Yep...I think sand has a bit to do with my problems. I saw a fish digging and spitting earlier and it was going everywhere. You would think marineland would start sending out cheap pre-intake sponges as you suggested but then again if the impellers all worked for longer they would not sell as many. Have you guys seen the price of these things? One impeller is literally HALF the price of a new filter. That is ridiculous.

I am buying aquaclear next time. I wish I had a couple hundred to buy a new canister filter.


----------



## DrgRcr (Jun 23, 2009)

I just swapped out a 350 for an AC 110. That 350 annoyed me to no end. It would be quiet for a couple of months and then get loud. 2 impellers later, and the same problem continued. It's a horrible design IMO, very difficult to keep debris out of the area where the impeller sits.


----------



## PfunMo (Jul 30, 2009)

I don't think we will find any one company has all the right answers. In fact, we may be part of the problem when we choose to keep the cichlids. Would we have fish spitting sand around if we were keeping wimpy fish like *******? Part of the interest of cichlids is the way they work so I guess we kind of have to put up with a bit more trouble.

What is asked
1. In the aquarium filter thread, how does the first poster say the price of one impeller compares to that of a new filter?
2. Carry on the aquarium filter thread from the point where it ends.
The items that come next are from a different source and have no connection to the aquarium filter thread.

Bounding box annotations

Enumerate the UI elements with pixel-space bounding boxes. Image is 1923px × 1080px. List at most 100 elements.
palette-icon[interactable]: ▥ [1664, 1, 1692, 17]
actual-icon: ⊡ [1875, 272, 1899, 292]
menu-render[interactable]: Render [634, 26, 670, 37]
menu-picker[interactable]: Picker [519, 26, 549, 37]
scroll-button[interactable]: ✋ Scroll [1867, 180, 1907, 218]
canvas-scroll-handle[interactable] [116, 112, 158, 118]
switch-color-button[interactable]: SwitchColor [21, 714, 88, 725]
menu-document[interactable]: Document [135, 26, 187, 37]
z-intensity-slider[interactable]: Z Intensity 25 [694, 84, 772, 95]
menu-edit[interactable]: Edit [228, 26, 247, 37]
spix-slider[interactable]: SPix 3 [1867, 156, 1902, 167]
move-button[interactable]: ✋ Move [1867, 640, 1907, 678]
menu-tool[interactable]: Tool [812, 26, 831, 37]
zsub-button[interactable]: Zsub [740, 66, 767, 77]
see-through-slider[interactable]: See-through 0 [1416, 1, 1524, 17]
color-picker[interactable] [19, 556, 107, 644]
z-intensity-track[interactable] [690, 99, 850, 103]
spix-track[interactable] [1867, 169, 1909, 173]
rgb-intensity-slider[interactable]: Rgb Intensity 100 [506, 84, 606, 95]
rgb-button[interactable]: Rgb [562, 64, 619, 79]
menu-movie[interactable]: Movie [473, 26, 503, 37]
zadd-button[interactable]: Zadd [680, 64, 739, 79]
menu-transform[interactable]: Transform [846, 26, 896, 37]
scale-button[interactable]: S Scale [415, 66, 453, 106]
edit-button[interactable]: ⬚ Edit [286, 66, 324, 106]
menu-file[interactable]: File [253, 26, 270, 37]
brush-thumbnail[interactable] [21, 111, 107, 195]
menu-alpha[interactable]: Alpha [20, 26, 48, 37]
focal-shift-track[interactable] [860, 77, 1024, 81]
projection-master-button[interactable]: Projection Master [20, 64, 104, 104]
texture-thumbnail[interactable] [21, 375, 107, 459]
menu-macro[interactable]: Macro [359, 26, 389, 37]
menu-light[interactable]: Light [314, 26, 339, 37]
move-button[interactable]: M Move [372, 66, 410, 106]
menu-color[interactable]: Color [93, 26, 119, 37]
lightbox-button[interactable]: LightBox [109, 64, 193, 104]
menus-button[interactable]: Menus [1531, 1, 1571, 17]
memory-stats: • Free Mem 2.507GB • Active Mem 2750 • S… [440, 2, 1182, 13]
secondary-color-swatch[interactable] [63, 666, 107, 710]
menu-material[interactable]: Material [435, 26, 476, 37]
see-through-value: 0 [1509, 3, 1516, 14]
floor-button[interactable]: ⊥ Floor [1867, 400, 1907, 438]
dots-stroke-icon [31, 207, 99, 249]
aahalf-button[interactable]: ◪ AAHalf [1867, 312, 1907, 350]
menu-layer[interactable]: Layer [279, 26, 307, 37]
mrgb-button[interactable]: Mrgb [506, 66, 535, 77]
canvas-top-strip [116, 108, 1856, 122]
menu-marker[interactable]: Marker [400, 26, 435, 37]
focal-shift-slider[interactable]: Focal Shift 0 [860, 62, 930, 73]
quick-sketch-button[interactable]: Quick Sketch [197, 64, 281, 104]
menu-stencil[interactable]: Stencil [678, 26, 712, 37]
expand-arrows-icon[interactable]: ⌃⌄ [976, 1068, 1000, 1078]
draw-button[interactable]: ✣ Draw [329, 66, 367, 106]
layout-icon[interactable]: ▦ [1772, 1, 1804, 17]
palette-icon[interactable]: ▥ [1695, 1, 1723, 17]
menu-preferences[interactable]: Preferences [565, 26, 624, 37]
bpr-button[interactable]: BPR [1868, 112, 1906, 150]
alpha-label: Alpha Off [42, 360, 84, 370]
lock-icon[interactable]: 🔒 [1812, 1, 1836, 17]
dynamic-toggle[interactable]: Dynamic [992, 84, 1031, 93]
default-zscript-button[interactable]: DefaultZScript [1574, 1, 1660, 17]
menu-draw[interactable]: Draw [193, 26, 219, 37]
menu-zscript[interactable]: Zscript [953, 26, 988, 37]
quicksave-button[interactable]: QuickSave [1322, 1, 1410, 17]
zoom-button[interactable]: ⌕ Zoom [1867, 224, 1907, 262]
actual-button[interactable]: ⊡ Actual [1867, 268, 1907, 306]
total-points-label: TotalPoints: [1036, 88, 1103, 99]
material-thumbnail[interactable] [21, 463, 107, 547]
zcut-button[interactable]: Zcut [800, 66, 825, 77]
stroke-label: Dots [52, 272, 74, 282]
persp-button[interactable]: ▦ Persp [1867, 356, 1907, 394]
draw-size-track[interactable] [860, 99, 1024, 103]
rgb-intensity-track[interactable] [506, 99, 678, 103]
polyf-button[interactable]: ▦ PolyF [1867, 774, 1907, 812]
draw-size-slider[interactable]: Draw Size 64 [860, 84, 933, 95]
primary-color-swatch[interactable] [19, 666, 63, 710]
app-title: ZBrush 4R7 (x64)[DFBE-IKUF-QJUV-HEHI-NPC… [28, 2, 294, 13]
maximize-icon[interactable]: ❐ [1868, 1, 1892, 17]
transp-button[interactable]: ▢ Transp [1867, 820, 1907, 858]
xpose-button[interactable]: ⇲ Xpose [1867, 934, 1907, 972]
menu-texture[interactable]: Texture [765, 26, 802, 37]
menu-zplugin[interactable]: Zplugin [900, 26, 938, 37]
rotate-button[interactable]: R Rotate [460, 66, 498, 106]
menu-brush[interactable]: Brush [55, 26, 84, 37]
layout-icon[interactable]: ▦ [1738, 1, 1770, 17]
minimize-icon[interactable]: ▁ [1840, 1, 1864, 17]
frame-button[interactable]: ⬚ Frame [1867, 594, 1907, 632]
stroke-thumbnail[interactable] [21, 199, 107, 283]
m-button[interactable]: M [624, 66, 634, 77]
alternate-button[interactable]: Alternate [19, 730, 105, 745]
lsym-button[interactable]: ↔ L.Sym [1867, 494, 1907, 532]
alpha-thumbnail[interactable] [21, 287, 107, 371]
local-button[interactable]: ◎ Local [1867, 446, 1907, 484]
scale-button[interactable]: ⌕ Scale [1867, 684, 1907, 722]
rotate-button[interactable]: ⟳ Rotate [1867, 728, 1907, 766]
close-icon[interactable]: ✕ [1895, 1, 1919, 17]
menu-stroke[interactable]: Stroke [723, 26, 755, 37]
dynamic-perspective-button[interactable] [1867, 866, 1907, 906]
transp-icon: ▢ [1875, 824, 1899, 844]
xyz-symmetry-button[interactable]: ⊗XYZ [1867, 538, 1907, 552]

Answers for the exercise
1. One impeller costs half the price of a new filter.

2.
Guppies never tried to eat the thermometer!


----------



## vann59 (Jun 20, 2011)

13razorbackfan said:


> Yep...I think sand has a bit to do with my problems. I saw a fish digging and spitting earlier and it was going everywhere. You would think marineland would start sending out cheap pre-intake sponges as you suggested but then again if the impellers all worked for longer they would not sell as many. Have you guys seen the price of these things? One impeller is literally HALF the price of a new filter. That is ridiculous.
> 
> I am buying aquaclear next time. I wish I had a couple hundred to buy a new canister filter.


Do you have play sand or PFS? I have play sand, and if I had it to do again I would use the PFS. Play sand is ideal for fish to play with, because it is so fine and they can sift it like crazy, but it flies up easier. So the PFS is probably the best compromise, since the larger grains won't get into the impeller shaft as easily.

Now about a solution to the sand and impeller wear. If you cover the intake vents with felt, it will stop sand from coming in, and will also polish your water. You will have to clean and change them often because it filters really well. Choose a color that suits you. If you have a black background, then a black felt won't show up so much. If you want to see if it gets dirty, you could get white. It comes in a lot of colors at fabric stores and is very cheap. You may even find small pieces for under a dollar.

If you haven't already shortened the intake tube, I suggest you do. I have done that, and the water is very clear with no problems. That alone reduces sand intake a lot.


----------



## 13razorbackfan (Sep 28, 2011)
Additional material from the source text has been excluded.